**Supplied data**
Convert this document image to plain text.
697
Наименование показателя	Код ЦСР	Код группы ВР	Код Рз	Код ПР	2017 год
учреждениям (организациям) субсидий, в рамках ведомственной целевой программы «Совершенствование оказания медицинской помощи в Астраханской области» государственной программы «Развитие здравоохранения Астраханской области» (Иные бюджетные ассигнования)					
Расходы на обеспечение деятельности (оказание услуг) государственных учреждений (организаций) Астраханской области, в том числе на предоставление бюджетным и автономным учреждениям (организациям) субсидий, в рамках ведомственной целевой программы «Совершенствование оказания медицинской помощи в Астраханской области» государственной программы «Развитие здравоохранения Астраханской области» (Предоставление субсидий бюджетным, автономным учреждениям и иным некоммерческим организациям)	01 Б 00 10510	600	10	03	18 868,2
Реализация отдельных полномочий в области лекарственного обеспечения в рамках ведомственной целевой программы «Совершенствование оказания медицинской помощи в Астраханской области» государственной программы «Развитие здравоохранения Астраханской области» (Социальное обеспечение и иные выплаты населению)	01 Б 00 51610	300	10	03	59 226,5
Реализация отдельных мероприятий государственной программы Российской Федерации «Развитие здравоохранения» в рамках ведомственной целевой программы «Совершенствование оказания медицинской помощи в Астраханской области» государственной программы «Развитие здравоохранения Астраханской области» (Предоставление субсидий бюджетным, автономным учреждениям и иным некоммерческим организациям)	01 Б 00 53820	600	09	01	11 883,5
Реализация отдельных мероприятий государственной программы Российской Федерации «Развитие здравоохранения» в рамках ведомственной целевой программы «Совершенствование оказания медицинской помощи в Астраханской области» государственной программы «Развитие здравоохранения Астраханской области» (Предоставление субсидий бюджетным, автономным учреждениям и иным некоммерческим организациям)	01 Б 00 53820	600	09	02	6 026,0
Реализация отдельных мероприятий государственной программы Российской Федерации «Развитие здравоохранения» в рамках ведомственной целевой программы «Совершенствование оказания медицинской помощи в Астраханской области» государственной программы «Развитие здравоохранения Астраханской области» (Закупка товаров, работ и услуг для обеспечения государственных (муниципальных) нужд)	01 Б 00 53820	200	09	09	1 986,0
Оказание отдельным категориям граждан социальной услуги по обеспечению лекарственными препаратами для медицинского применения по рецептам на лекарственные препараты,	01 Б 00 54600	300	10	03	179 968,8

**Instructions to follow**
Each line of the material should be duplicated exactly, please.

**Response to this task**
Convert this document image to plain text.
697
Наименование показателя	Код ЦСР	Код группы ВР	Код Рз	Код ПР	2017 год
учреждениям (организациям) субсидий, в рамках ведомственной целевой программы «Совершенствование оказания медицинской помощи в Астраханской области» государственной программы «Развитие здравоохранения Астраханской области» (Иные бюджетные ассигнования)					
Расходы на обеспечение деятельности (оказание услуг) государственных учреждений (организаций) Астраханской области, в том числе на предоставление бюджетным и автономным учреждениям (организациям) субсидий, в рамках ведомственной целевой программы «Совершенствование оказания медицинской помощи в Астраханской области» государственной программы «Развитие здравоохранения Астраханской области» (Предоставление субсидий бюджетным, автономным учреждениям и иным некоммерческим организациям)	01 Б 00 10510	600	10	03	18 868,2
Реализация отдельных полномочий в области лекарственного обеспечения в рамках ведомственной целевой программы «Совершенствование оказания медицинской помощи в Астраханской области» государственной программы «Развитие здравоохранения Астраханской области» (Социальное обеспечение и иные выплаты населению)	01 Б 00 51610	300	10	03	59 226,5
Реализация отдельных мероприятий государственной программы Российской Федерации «Развитие здравоохранения» в рамках ведомственной целевой программы «Совершенствование оказания медицинской помощи в Астраханской области» государственной программы «Развитие здравоохранения Астраханской области» (Предоставление субсидий бюджетным, автономным учреждениям и иным некоммерческим организациям)	01 Б 00 53820	600	09	01	11 883,5
Реализация отдельных мероприятий государственной программы Российской Федерации «Развитие здравоохранения» в рамках ведомственной целевой программы «Совершенствование оказания медицинской помощи в Астраханской области» государственной программы «Развитие здравоохранения Астраханской области» (Предоставление субсидий бюджетным, автономным учреждениям и иным некоммерческим организациям)	01 Б 00 53820	600	09	02	6 026,0
Реализация отдельных мероприятий государственной программы Российской Федерации «Развитие здравоохранения» в рамках ведомственной целевой программы «Совершенствование оказания медицинской помощи в Астраханской области» государственной программы «Развитие здравоохранения Астраханской области» (Закупка товаров, работ и услуг для обеспечения государственных (муниципальных) нужд)	01 Б 00 53820	200	09	09	1 986,0
Оказание отдельным категориям граждан социальной услуги по обеспечению лекарственными препаратами для медицинского применения по рецептам на лекарственные препараты,	01 Б 00 54600	300	10	03	179 968,8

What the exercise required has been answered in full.